# Oculus Alternative



## Sit55 (6. Februar 2017)

Hallo, mich würde ein Test zu dieser Brille interessieren. 

3 Glasses S1 Virtual Reality 3D Headset Review

Hat schon wer Erfahrung damit?

Danke


----------



## Maximm (12. Februar 2017)

Hallo Sit55,
ich denke das sich zurzeit keine alternative zu Oculus Rift und HTC Vive nicht Lohn, außer du hast bereits eine PS4.


----------



## Sit55 (13. Februar 2017)

Danke für die Antwort, aber die Spezifikationen klingen nicht schlecht. Ein Erfahrungsbericht wäre sehr interessant.
3Glasses S1 Blubur


----------



## Maximm (20. Februar 2017)

Die einzige und günstige alternative zur Oculus und Co. ist eine Smartphone VR Brille.

============================================================

(Arbeitsaufträge)
A - Welche Lösung nennt Maximm im Forenthread am 20. Februar 2017 als einzige günstige Alternative zur Oculus und Co.?
B - Gib den Abschnitt des Forenthreads zwischen "## Sit55 (13." und "Smartphone VR Brille.", beide Stellen eingeschlossen, Wort für Wort wieder.

============================================================

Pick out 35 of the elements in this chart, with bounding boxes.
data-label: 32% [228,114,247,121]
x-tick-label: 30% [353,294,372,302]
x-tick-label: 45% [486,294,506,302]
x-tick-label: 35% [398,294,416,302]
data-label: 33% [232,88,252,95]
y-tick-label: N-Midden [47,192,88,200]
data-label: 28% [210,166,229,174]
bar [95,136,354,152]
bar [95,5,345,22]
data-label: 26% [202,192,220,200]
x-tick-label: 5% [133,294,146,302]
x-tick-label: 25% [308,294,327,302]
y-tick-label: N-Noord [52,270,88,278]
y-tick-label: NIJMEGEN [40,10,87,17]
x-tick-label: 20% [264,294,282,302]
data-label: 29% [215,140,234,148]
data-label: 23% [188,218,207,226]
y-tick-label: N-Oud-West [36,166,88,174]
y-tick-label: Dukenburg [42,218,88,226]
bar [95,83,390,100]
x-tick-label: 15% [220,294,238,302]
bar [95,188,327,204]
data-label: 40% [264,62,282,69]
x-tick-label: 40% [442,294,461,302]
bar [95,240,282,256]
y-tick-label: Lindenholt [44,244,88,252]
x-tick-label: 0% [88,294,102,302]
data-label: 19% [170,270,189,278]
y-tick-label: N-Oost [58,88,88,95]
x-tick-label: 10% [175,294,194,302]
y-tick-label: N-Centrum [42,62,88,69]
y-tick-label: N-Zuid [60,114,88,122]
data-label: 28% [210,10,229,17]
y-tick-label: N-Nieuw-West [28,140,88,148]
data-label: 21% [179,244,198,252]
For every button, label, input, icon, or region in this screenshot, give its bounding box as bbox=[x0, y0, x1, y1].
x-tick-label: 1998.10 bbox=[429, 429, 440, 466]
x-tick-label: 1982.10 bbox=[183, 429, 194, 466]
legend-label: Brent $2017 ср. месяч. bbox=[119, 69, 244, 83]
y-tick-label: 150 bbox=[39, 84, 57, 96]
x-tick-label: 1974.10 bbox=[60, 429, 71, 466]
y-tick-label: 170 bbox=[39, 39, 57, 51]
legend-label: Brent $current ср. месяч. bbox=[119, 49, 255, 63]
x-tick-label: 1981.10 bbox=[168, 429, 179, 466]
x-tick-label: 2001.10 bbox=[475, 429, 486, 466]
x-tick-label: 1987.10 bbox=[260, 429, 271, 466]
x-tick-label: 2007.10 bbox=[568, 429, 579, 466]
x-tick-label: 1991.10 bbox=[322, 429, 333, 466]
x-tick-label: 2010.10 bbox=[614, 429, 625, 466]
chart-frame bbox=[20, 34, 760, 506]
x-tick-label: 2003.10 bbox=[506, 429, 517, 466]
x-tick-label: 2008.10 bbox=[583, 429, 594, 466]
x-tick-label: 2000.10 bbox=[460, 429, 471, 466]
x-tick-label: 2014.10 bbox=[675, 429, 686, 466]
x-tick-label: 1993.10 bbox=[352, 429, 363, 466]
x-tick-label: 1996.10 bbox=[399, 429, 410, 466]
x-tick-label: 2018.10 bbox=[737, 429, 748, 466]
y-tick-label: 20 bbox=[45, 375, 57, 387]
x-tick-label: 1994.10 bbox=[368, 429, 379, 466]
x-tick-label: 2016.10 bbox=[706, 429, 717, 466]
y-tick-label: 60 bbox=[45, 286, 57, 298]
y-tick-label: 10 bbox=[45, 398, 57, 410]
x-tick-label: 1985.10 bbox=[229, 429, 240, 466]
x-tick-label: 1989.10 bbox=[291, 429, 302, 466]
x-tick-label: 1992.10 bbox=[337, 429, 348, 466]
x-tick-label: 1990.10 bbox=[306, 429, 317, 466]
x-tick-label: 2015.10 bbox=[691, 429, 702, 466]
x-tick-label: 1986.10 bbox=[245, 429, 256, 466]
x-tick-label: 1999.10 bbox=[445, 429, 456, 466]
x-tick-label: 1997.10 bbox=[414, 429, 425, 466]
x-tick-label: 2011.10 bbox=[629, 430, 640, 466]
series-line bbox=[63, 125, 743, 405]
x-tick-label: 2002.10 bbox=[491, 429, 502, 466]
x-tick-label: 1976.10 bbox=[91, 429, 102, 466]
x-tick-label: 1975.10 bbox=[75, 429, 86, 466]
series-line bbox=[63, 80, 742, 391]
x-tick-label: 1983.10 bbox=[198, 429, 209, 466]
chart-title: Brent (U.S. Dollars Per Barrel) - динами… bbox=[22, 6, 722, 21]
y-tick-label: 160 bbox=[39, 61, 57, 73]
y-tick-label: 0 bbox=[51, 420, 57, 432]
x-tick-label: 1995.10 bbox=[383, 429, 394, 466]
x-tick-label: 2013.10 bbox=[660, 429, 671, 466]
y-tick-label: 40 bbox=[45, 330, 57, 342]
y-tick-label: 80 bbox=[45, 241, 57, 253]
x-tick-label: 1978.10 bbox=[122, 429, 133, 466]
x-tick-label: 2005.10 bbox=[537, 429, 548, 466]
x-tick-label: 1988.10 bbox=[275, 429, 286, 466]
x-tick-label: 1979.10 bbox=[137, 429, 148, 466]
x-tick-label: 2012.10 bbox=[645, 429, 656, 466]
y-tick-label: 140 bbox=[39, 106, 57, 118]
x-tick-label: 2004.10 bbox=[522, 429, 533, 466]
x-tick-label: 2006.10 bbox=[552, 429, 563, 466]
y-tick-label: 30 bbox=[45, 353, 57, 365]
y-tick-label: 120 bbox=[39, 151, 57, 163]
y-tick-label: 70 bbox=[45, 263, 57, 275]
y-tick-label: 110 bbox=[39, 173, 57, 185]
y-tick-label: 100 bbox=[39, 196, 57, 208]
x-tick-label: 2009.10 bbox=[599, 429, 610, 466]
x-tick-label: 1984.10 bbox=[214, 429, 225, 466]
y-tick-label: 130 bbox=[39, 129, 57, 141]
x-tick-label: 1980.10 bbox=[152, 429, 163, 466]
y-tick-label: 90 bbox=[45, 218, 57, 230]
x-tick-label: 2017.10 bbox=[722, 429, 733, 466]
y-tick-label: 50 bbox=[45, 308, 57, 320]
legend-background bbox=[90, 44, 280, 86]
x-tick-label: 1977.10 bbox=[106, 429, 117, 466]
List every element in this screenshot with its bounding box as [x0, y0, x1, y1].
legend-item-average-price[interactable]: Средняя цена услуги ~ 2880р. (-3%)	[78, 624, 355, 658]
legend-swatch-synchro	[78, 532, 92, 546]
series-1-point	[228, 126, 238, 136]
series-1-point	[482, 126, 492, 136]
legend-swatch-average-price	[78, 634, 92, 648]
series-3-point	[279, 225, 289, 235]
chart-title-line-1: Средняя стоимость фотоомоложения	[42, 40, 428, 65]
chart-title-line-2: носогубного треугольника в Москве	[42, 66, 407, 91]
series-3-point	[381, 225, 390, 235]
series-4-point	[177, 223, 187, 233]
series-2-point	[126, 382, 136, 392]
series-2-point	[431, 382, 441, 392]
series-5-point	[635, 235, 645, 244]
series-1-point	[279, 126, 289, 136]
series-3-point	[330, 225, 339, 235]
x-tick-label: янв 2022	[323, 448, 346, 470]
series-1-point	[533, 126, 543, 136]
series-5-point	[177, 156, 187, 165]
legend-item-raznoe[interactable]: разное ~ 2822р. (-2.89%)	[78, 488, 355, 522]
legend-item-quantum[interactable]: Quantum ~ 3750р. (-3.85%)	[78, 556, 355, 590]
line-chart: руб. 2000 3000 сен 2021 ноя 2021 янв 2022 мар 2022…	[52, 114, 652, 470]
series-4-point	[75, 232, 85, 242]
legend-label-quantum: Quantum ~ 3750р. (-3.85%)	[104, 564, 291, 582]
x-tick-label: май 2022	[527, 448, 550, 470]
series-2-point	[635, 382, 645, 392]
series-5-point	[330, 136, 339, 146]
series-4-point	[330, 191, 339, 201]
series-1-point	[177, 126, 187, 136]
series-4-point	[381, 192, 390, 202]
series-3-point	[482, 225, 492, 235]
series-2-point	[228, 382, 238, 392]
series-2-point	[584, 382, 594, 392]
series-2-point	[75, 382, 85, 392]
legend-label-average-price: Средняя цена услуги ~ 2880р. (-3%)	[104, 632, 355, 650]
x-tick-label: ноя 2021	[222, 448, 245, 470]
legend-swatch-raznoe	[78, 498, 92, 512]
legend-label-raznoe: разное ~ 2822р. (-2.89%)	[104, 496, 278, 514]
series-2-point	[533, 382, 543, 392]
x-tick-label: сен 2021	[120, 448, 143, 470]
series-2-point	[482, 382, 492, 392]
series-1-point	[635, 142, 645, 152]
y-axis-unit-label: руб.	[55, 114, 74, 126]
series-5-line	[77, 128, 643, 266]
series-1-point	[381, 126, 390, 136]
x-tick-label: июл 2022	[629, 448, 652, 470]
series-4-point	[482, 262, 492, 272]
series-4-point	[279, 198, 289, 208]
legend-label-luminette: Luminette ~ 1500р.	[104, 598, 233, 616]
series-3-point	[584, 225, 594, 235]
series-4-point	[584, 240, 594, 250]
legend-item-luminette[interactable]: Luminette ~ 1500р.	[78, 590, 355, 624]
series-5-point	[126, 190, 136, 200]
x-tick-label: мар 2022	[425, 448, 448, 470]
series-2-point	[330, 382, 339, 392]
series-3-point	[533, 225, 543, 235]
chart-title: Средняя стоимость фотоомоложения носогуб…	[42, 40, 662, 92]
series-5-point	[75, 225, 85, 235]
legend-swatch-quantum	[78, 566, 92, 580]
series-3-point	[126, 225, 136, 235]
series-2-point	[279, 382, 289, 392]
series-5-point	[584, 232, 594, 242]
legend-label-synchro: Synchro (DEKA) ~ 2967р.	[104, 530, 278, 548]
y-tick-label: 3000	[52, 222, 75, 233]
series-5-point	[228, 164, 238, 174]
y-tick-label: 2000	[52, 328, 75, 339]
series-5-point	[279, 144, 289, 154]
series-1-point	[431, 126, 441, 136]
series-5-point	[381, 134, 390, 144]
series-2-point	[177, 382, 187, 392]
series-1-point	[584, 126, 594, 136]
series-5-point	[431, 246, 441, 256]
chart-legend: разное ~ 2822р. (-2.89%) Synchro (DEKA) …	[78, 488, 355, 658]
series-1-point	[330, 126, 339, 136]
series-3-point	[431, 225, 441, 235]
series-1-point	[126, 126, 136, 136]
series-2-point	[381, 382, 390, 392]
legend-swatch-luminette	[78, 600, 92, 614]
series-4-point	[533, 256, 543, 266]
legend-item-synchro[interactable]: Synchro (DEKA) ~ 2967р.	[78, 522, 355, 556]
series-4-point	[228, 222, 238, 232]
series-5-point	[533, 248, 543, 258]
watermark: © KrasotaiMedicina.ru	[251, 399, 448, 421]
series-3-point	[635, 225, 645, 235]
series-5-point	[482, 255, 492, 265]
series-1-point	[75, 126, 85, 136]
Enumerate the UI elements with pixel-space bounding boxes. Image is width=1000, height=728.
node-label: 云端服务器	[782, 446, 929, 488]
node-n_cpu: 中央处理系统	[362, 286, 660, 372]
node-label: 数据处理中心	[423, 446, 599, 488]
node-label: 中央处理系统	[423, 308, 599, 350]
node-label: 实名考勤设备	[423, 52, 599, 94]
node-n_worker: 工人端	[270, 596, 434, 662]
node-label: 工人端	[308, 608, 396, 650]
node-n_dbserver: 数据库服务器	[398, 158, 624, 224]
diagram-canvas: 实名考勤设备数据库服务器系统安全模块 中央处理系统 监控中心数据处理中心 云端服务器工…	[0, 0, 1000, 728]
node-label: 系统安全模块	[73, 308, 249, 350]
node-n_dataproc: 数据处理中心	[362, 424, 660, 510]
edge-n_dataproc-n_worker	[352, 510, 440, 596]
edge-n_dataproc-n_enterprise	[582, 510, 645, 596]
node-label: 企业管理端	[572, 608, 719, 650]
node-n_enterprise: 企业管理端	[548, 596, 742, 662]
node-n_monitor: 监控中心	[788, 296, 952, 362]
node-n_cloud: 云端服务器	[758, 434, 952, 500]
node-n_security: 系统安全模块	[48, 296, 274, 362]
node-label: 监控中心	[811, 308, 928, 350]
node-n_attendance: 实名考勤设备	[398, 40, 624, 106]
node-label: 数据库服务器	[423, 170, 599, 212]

============================================================

(Erwartete Ergebnisse)
A - Eine Smartphone-VR-Brille.

B -
## Sit55 (13. Februar 2017)

Danke für die Antwort, aber die Spezifikationen klingen nicht schlecht. Ein Erfahrungsbericht wäre sehr interessant.
3Glasses S1 Blubur


----------



## Maximm (20. Februar 2017)

Die einzige und günstige alternative zur Oculus und Co. ist eine Smartphone VR Brille.